**SUPPLIED ENTRIES:**
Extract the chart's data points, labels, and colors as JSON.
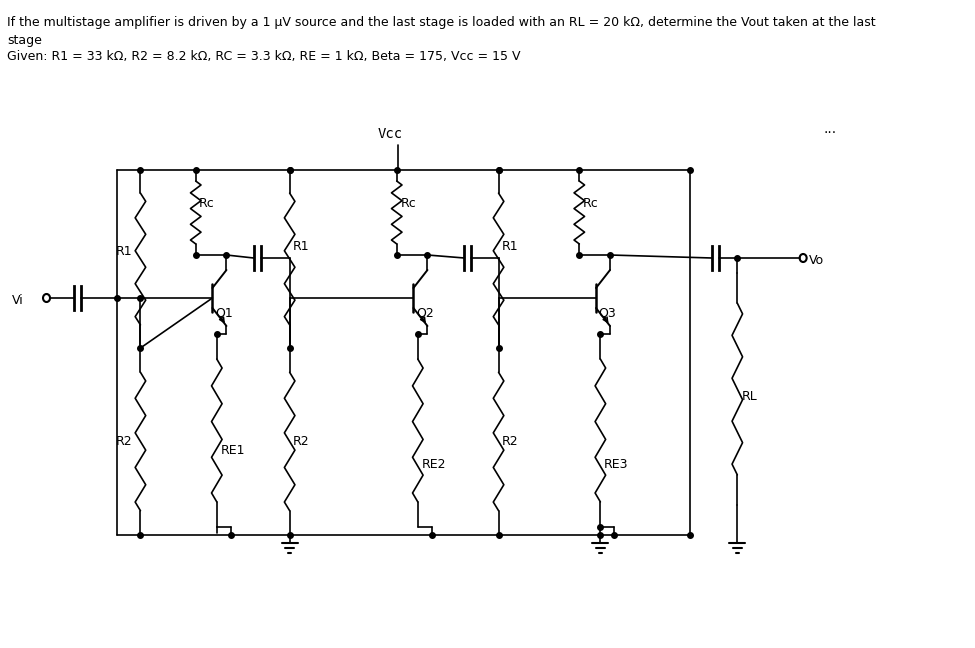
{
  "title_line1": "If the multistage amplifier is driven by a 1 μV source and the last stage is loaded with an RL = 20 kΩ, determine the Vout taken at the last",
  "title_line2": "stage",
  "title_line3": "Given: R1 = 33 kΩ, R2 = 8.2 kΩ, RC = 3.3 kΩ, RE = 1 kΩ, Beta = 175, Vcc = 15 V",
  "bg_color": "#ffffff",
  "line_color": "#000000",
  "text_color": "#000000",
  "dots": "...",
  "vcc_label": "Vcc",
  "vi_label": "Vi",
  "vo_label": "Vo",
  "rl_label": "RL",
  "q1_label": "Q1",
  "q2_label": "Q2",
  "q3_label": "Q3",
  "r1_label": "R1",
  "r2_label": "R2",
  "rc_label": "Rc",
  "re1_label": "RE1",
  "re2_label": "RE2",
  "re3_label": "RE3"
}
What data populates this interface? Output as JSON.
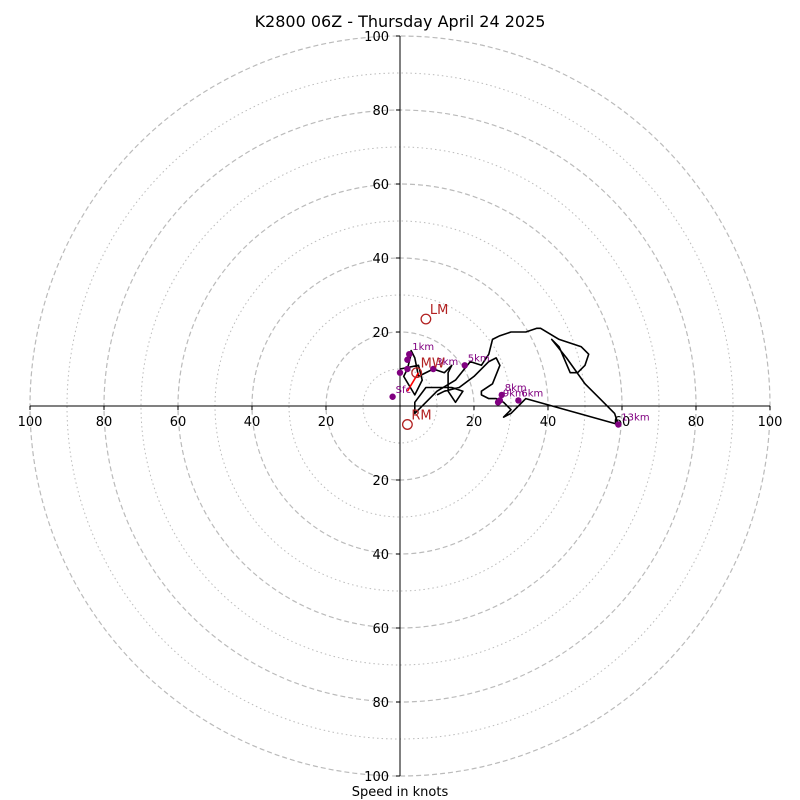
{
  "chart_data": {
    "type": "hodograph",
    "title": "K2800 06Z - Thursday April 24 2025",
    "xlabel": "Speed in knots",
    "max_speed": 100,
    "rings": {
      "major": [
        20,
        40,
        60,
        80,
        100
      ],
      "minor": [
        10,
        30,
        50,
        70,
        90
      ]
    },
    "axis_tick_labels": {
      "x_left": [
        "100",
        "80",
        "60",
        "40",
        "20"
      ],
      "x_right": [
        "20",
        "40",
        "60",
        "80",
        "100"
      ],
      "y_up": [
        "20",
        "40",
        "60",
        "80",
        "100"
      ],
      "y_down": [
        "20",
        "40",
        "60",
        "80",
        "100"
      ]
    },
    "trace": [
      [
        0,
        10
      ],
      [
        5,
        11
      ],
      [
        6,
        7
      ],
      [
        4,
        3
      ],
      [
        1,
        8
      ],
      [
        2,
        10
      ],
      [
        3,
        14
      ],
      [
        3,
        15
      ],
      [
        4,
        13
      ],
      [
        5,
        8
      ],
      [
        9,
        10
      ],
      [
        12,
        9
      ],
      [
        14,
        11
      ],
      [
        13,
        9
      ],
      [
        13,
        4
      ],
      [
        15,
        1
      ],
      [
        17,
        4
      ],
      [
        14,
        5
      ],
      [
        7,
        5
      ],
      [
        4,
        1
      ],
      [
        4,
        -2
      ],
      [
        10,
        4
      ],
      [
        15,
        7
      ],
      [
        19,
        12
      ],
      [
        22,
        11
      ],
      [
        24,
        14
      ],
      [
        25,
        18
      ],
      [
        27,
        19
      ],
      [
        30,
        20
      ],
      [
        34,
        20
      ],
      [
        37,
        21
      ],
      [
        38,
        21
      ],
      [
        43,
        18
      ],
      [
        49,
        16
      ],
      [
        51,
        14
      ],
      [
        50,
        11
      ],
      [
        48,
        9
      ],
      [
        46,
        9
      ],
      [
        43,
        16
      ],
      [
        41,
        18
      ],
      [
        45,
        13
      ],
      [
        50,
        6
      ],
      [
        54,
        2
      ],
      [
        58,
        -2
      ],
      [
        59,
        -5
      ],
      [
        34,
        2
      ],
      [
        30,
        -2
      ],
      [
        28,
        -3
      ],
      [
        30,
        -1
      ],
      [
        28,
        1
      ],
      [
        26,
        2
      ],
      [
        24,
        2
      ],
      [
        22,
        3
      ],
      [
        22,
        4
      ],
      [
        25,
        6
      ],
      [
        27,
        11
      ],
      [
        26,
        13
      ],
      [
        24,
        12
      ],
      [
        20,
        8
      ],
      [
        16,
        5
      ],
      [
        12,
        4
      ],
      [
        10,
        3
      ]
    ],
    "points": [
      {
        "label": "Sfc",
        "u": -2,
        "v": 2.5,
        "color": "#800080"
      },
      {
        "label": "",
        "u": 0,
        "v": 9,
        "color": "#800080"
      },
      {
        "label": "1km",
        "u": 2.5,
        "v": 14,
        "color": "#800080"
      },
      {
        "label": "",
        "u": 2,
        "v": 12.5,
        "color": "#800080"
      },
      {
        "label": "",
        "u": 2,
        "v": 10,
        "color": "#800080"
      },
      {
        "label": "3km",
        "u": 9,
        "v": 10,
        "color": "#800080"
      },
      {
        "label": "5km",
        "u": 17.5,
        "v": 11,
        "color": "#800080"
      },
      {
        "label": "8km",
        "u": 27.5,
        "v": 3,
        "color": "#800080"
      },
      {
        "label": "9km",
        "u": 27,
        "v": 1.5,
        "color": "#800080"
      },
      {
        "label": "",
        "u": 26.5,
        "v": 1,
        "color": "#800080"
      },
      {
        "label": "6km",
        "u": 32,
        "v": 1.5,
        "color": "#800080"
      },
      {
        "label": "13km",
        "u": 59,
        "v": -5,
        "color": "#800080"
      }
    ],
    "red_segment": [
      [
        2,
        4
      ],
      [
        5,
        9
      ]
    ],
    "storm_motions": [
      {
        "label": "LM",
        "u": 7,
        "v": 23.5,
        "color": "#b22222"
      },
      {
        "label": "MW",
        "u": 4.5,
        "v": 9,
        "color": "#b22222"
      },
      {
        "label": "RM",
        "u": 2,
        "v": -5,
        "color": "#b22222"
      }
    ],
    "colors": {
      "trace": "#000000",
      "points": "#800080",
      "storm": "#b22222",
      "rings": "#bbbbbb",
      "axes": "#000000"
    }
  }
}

**TASK GOAL:**
Pull out every line of the records above that contains the word "colors".

**EXERCISE ANSWER:**
Extract the chart's data points, labels, and colors as JSON.
    "colors": {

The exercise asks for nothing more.